--- START Source data ---

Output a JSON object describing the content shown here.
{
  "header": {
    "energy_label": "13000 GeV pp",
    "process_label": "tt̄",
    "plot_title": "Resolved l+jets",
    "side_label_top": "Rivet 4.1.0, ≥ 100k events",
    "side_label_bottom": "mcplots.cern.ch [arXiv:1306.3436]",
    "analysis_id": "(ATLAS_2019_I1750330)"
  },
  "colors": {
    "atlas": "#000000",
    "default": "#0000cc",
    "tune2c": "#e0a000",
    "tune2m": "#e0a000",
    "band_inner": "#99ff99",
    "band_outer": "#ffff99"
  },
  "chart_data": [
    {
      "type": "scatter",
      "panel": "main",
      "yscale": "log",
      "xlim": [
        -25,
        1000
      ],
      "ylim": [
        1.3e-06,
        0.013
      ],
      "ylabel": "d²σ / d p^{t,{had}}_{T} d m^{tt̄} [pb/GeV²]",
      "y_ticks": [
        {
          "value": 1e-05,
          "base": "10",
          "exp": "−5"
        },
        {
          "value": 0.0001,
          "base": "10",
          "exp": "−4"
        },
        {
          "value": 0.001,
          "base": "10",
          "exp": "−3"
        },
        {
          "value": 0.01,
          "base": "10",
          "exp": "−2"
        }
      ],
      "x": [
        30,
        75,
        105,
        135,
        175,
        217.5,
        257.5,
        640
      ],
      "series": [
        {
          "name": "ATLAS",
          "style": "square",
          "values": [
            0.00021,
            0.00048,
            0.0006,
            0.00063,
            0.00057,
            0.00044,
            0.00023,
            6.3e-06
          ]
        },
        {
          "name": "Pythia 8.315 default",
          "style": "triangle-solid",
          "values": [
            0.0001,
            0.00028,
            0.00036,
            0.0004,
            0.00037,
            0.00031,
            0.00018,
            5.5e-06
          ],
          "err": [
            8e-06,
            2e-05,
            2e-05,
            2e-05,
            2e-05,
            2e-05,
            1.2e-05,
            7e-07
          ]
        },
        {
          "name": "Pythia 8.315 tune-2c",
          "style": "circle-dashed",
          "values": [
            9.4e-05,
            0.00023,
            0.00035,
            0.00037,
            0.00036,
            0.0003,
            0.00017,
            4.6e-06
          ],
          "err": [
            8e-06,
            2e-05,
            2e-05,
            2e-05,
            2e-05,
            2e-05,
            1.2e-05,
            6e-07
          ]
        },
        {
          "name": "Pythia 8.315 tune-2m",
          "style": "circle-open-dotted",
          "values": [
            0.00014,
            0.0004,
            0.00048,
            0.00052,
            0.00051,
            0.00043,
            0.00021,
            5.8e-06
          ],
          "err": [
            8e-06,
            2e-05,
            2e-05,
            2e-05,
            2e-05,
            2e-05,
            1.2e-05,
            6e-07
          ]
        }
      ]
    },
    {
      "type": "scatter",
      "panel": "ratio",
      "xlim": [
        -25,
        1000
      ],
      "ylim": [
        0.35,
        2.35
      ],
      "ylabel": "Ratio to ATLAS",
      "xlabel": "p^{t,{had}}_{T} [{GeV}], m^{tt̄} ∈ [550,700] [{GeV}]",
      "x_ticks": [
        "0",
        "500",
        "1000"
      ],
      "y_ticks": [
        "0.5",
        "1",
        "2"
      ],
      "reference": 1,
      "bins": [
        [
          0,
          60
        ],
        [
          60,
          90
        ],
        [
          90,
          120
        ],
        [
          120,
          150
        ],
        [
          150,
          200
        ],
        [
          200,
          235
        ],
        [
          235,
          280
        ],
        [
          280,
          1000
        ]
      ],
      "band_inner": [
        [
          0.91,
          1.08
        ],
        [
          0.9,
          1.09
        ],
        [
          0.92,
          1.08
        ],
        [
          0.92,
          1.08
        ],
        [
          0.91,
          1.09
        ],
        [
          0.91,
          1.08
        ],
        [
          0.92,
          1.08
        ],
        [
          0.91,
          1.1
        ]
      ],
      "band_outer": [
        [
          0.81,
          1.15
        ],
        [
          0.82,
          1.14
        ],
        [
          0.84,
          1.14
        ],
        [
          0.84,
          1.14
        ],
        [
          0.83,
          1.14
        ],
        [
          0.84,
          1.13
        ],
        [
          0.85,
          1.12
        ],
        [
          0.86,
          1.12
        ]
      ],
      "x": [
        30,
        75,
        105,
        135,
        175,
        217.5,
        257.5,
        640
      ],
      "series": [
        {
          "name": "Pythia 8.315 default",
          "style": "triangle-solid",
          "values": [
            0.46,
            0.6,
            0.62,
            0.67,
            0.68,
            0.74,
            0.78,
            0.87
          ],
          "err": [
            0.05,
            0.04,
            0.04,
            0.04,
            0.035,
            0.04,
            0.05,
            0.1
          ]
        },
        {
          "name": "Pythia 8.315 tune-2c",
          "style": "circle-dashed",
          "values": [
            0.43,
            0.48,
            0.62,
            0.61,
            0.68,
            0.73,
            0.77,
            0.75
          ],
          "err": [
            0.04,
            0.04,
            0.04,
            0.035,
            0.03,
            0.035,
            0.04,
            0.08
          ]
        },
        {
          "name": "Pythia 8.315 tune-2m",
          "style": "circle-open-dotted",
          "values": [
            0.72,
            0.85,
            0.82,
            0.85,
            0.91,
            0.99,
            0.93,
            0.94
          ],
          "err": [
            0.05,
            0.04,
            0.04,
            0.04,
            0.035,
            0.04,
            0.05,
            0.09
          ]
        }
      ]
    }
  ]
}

--- END Source data ---
--- START Source data ---

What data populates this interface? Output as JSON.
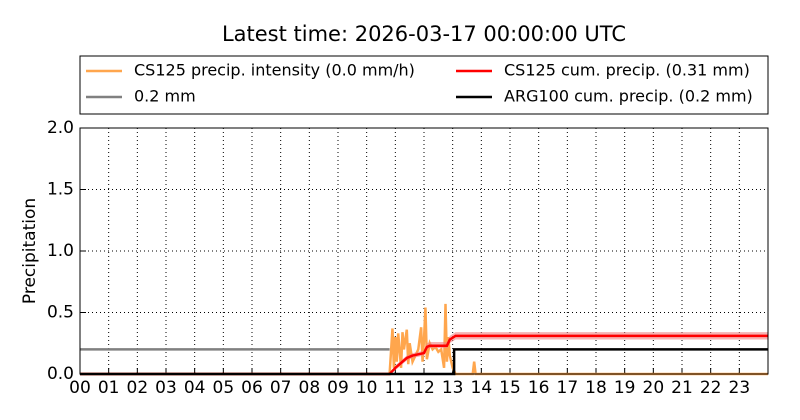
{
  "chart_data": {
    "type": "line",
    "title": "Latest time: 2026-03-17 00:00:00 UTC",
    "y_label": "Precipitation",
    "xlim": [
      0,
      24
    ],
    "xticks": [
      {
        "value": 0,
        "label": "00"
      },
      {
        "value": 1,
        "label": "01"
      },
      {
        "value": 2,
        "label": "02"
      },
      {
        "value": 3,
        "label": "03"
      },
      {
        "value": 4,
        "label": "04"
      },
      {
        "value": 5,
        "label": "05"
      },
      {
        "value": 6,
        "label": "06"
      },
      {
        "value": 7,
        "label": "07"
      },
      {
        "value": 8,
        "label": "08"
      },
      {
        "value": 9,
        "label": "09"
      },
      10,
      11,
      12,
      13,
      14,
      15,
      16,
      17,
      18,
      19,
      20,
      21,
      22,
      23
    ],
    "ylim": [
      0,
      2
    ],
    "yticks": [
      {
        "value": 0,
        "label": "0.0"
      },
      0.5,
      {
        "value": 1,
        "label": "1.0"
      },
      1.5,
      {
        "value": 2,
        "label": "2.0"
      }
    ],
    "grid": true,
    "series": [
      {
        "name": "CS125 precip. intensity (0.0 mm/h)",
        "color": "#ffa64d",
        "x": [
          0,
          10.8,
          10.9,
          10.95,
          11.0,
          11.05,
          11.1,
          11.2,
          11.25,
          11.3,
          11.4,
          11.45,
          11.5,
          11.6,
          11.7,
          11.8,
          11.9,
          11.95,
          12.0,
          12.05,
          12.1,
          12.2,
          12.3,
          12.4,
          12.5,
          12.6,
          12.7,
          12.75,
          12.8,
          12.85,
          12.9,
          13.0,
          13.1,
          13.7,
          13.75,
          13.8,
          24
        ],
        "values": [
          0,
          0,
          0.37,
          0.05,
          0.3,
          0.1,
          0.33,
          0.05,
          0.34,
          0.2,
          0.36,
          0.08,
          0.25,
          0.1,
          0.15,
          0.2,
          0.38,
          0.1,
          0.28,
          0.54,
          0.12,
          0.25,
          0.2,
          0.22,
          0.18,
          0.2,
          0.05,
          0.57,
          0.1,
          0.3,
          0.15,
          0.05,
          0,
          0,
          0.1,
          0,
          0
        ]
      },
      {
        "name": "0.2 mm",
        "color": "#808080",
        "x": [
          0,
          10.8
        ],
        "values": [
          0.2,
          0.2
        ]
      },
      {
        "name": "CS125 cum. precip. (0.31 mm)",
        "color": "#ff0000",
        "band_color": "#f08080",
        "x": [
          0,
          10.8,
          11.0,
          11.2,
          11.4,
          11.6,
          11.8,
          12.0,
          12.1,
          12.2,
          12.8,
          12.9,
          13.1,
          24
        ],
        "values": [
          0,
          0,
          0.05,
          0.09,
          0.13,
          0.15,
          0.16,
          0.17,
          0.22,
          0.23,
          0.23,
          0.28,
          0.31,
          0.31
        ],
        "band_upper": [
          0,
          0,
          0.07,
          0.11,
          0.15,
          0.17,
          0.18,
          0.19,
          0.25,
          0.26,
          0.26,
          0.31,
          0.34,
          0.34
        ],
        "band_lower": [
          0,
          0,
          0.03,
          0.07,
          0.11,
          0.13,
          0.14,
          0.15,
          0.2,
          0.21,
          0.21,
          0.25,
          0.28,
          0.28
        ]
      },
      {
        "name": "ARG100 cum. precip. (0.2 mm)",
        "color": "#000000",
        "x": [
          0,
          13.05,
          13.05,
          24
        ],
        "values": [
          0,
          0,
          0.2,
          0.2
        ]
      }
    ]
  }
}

--- END Source data ---

→ Goal of the exercise:
Only lines with the word "ylabel" should be collected from the material.

→ Completed task:
      "ylabel": "d²σ / d p^{t,{had}}_{T} d m^{tt̄} [pb/GeV²]",
      "ylabel": "Ratio to ATLAS",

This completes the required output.